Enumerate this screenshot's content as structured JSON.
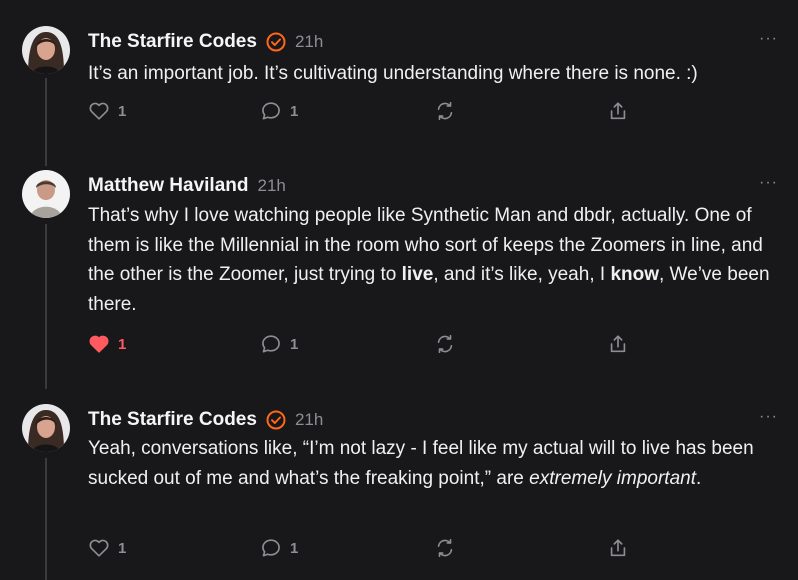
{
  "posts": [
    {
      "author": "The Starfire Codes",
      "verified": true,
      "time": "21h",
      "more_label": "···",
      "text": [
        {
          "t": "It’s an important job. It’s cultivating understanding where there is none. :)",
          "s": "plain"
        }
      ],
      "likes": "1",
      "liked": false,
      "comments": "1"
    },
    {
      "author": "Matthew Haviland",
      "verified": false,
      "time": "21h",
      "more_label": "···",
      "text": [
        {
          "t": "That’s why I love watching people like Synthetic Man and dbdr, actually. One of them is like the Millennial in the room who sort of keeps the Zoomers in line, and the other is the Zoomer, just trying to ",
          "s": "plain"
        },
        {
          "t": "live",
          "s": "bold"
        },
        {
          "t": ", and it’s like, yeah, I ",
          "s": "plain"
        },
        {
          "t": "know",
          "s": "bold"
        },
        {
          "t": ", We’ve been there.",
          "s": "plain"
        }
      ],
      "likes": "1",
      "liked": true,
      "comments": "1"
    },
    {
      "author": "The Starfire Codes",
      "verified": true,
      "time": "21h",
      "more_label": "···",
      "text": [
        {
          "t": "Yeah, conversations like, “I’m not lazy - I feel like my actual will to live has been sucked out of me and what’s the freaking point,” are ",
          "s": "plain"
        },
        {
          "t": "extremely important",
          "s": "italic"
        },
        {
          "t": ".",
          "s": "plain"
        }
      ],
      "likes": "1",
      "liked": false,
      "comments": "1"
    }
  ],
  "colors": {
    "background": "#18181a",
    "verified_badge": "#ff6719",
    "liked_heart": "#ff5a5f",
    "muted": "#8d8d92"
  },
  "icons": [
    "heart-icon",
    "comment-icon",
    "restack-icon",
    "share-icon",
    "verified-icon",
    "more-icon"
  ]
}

--

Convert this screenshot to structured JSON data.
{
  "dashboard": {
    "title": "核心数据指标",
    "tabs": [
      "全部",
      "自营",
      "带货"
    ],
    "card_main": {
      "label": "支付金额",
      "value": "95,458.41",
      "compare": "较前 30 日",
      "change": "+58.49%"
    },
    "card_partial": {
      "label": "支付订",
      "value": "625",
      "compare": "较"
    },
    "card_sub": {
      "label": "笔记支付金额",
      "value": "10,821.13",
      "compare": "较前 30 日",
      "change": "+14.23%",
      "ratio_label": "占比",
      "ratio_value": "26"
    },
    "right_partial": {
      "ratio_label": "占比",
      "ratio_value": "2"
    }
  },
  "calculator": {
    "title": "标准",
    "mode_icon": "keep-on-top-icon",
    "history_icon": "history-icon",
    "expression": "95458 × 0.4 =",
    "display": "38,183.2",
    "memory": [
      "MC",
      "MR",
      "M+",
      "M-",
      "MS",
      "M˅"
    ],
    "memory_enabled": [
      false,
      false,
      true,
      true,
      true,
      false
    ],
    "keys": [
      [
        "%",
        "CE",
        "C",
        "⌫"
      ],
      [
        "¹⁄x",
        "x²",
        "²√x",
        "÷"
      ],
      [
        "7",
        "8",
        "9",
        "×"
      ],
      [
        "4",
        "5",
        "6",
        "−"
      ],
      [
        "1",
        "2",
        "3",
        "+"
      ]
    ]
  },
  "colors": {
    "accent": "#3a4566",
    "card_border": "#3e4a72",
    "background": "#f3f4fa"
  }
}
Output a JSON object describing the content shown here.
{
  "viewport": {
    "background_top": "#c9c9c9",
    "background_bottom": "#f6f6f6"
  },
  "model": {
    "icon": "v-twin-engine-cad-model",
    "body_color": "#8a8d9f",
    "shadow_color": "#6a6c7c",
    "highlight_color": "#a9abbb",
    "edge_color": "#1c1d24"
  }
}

:: SHORT EXERCISE ::
Search the data for "important". Copy every matching line.

:: THE OUTPUT ::
          "t": "It’s an important job. It’s cultivating understanding where there is none. :)",
          "t": "extremely important",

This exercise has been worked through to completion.